======== Exercise data ========

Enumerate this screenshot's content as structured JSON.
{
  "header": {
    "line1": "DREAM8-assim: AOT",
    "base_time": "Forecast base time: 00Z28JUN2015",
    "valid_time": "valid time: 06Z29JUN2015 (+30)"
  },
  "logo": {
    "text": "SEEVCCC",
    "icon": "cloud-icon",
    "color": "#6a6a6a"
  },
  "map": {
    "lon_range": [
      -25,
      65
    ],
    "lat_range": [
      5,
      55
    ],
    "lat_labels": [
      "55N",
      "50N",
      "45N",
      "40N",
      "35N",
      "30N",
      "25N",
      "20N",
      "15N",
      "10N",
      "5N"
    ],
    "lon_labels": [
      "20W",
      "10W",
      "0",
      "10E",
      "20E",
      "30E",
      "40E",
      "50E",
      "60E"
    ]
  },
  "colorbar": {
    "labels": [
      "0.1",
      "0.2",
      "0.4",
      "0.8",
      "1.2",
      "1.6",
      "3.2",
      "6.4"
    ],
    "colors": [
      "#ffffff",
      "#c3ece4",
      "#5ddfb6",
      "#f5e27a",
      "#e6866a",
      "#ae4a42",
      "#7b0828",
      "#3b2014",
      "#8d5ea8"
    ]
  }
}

========

The exercise » Work through the records line by line and tally those with the word "time". Report only the total.

Solution » 2